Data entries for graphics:
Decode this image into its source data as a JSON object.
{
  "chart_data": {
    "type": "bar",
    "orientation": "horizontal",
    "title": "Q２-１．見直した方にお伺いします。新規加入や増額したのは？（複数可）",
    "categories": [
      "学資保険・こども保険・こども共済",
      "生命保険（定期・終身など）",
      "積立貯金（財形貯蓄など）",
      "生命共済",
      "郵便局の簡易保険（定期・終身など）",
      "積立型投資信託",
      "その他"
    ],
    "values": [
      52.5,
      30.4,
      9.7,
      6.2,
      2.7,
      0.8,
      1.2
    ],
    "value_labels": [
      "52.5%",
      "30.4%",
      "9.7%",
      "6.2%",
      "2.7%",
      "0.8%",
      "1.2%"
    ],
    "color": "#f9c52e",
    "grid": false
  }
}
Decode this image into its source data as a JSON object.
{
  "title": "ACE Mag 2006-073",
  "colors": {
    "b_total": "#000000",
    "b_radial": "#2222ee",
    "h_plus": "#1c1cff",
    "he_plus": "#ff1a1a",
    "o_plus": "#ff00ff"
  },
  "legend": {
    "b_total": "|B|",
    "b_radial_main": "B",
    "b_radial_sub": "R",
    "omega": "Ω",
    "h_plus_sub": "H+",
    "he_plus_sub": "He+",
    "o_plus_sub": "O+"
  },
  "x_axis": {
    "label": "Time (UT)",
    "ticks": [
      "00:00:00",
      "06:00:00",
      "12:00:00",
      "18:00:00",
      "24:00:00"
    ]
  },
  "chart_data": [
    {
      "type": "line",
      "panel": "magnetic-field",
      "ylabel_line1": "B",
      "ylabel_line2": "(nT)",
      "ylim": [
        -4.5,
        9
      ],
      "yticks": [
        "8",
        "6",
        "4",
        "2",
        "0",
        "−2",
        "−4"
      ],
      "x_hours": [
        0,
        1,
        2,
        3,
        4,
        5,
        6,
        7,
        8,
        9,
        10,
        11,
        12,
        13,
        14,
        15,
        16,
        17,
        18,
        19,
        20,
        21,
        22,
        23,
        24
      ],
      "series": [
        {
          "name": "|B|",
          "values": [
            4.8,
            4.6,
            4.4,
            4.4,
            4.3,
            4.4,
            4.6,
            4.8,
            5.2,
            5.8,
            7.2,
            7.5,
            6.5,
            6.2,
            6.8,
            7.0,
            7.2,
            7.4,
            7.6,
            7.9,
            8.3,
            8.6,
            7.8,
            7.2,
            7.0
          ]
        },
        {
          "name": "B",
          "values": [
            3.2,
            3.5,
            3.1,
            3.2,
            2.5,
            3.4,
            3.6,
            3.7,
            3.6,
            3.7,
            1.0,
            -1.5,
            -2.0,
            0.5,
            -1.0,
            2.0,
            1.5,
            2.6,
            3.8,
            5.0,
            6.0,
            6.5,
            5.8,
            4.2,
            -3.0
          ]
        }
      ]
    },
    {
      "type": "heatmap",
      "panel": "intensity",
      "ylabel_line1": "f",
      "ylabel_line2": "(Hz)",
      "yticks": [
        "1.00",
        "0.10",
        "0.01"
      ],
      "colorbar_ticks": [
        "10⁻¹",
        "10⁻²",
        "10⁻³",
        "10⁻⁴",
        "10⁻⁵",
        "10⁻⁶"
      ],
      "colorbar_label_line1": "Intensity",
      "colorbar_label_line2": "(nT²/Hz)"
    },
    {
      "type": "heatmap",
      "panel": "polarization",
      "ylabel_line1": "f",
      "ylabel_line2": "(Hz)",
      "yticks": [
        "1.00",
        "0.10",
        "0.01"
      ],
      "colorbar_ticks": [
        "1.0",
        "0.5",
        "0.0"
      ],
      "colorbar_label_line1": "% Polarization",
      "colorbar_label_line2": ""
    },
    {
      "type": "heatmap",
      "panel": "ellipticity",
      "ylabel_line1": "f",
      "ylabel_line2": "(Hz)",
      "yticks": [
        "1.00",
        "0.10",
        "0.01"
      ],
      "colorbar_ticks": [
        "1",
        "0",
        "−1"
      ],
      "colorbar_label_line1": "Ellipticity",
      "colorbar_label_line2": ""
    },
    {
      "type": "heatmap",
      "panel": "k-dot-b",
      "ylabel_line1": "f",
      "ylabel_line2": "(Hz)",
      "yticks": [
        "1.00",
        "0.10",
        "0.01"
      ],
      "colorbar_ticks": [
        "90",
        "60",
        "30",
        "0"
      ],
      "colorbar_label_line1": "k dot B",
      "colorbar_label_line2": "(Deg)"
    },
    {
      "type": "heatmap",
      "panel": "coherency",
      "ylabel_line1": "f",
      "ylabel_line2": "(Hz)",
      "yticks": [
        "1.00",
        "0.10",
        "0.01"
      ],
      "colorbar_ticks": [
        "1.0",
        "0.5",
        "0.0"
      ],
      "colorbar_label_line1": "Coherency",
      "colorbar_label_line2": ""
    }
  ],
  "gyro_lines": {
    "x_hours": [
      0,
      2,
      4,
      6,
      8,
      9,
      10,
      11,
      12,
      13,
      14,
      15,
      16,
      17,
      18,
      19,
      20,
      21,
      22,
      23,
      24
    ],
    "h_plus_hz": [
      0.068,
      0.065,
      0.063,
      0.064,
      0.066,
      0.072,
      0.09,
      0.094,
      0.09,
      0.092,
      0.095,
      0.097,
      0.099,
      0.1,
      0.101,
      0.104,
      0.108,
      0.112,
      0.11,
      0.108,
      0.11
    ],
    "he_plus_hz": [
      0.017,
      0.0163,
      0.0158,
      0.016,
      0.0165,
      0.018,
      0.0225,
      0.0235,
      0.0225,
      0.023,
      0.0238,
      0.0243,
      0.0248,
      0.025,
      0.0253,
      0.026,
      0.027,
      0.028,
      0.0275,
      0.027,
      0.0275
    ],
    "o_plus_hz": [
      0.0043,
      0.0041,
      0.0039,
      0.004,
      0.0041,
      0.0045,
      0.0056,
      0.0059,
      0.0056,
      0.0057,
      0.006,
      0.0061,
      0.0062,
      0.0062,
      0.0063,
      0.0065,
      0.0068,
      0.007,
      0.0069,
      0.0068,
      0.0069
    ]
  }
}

### Task brief
Output the listing above without altering a single character.

### Expected output
Decode this image into its source data as a JSON object.
{
  "chart_data": {
    "type": "bar",
    "orientation": "horizontal",
    "title": "Q２-１．見直した方にお伺いします。新規加入や増額したのは？（複数可）",
    "categories": [
      "学資保険・こども保険・こども共済",
      "生命保険（定期・終身など）",
      "積立貯金（財形貯蓄など）",
      "生命共済",
      "郵便局の簡易保険（定期・終身など）",
      "積立型投資信託",
      "その他"
    ],
    "values": [
      52.5,
      30.4,
      9.7,
      6.2,
      2.7,
      0.8,
      1.2
    ],
    "value_labels": [
      "52.5%",
      "30.4%",
      "9.7%",
      "6.2%",
      "2.7%",
      "0.8%",
      "1.2%"
    ],
    "color": "#f9c52e",
    "grid": false
  }
}
Decode this image into its source data as a JSON object.
{
  "title": "ACE Mag 2006-073",
  "colors": {
    "b_total": "#000000",
    "b_radial": "#2222ee",
    "h_plus": "#1c1cff",
    "he_plus": "#ff1a1a",
    "o_plus": "#ff00ff"
  },
  "legend": {
    "b_total": "|B|",
    "b_radial_main": "B",
    "b_radial_sub": "R",
    "omega": "Ω",
    "h_plus_sub": "H+",
    "he_plus_sub": "He+",
    "o_plus_sub": "O+"
  },
  "x_axis": {
    "label": "Time (UT)",
    "ticks": [
      "00:00:00",
      "06:00:00",
      "12:00:00",
      "18:00:00",
      "24:00:00"
    ]
  },
  "chart_data": [
    {
      "type": "line",
      "panel": "magnetic-field",
      "ylabel_line1": "B",
      "ylabel_line2": "(nT)",
      "ylim": [
        -4.5,
        9
      ],
      "yticks": [
        "8",
        "6",
        "4",
        "2",
        "0",
        "−2",
        "−4"
      ],
      "x_hours": [
        0,
        1,
        2,
        3,
        4,
        5,
        6,
        7,
        8,
        9,
        10,
        11,
        12,
        13,
        14,
        15,
        16,
        17,
        18,
        19,
        20,
        21,
        22,
        23,
        24
      ],
      "series": [
        {
          "name": "|B|",
          "values": [
            4.8,
            4.6,
            4.4,
            4.4,
            4.3,
            4.4,
            4.6,
            4.8,
            5.2,
            5.8,
            7.2,
            7.5,
            6.5,
            6.2,
            6.8,
            7.0,
            7.2,
            7.4,
            7.6,
            7.9,
            8.3,
            8.6,
            7.8,
            7.2,
            7.0
          ]
        },
        {
          "name": "B",
          "values": [
            3.2,
            3.5,
            3.1,
            3.2,
            2.5,
            3.4,
            3.6,
            3.7,
            3.6,
            3.7,
            1.0,
            -1.5,
            -2.0,
            0.5,
            -1.0,
            2.0,
            1.5,
            2.6,
            3.8,
            5.0,
            6.0,
            6.5,
            5.8,
            4.2,
            -3.0
          ]
        }
      ]
    },
    {
      "type": "heatmap",
      "panel": "intensity",
      "ylabel_line1": "f",
      "ylabel_line2": "(Hz)",
      "yticks": [
        "1.00",
        "0.10",
        "0.01"
      ],
      "colorbar_ticks": [
        "10⁻¹",
        "10⁻²",
        "10⁻³",
        "10⁻⁴",
        "10⁻⁵",
        "10⁻⁶"
      ],
      "colorbar_label_line1": "Intensity",
      "colorbar_label_line2": "(nT²/Hz)"
    },
    {
      "type": "heatmap",
      "panel": "polarization",
      "ylabel_line1": "f",
      "ylabel_line2": "(Hz)",
      "yticks": [
        "1.00",
        "0.10",
        "0.01"
      ],
      "colorbar_ticks": [
        "1.0",
        "0.5",
        "0.0"
      ],
      "colorbar_label_line1": "% Polarization",
      "colorbar_label_line2": ""
    },
    {
      "type": "heatmap",
      "panel": "ellipticity",
      "ylabel_line1": "f",
      "ylabel_line2": "(Hz)",
      "yticks": [
        "1.00",
        "0.10",
        "0.01"
      ],
      "colorbar_ticks": [
        "1",
        "0",
        "−1"
      ],
      "colorbar_label_line1": "Ellipticity",
      "colorbar_label_line2": ""
    },
    {
      "type": "heatmap",
      "panel": "k-dot-b",
      "ylabel_line1": "f",
      "ylabel_line2": "(Hz)",
      "yticks": [
        "1.00",
        "0.10",
        "0.01"
      ],
      "colorbar_ticks": [
        "90",
        "60",
        "30",
        "0"
      ],
      "colorbar_label_line1": "k dot B",
      "colorbar_label_line2": "(Deg)"
    },
    {
      "type": "heatmap",
      "panel": "coherency",
      "ylabel_line1": "f",
      "ylabel_line2": "(Hz)",
      "yticks": [
        "1.00",
        "0.10",
        "0.01"
      ],
      "colorbar_ticks": [
        "1.0",
        "0.5",
        "0.0"
      ],
      "colorbar_label_line1": "Coherency",
      "colorbar_label_line2": ""
    }
  ],
  "gyro_lines": {
    "x_hours": [
      0,
      2,
      4,
      6,
      8,
      9,
      10,
      11,
      12,
      13,
      14,
      15,
      16,
      17,
      18,
      19,
      20,
      21,
      22,
      23,
      24
    ],
    "h_plus_hz": [
      0.068,
      0.065,
      0.063,
      0.064,
      0.066,
      0.072,
      0.09,
      0.094,
      0.09,
      0.092,
      0.095,
      0.097,
      0.099,
      0.1,
      0.101,
      0.104,
      0.108,
      0.112,
      0.11,
      0.108,
      0.11
    ],
    "he_plus_hz": [
      0.017,
      0.0163,
      0.0158,
      0.016,
      0.0165,
      0.018,
      0.0225,
      0.0235,
      0.0225,
      0.023,
      0.0238,
      0.0243,
      0.0248,
      0.025,
      0.0253,
      0.026,
      0.027,
      0.028,
      0.0275,
      0.027,
      0.0275
    ],
    "o_plus_hz": [
      0.0043,
      0.0041,
      0.0039,
      0.004,
      0.0041,
      0.0045,
      0.0056,
      0.0059,
      0.0056,
      0.0057,
      0.006,
      0.0061,
      0.0062,
      0.0062,
      0.0063,
      0.0065,
      0.0068,
      0.007,
      0.0069,
      0.0068,
      0.0069
    ]
  }
}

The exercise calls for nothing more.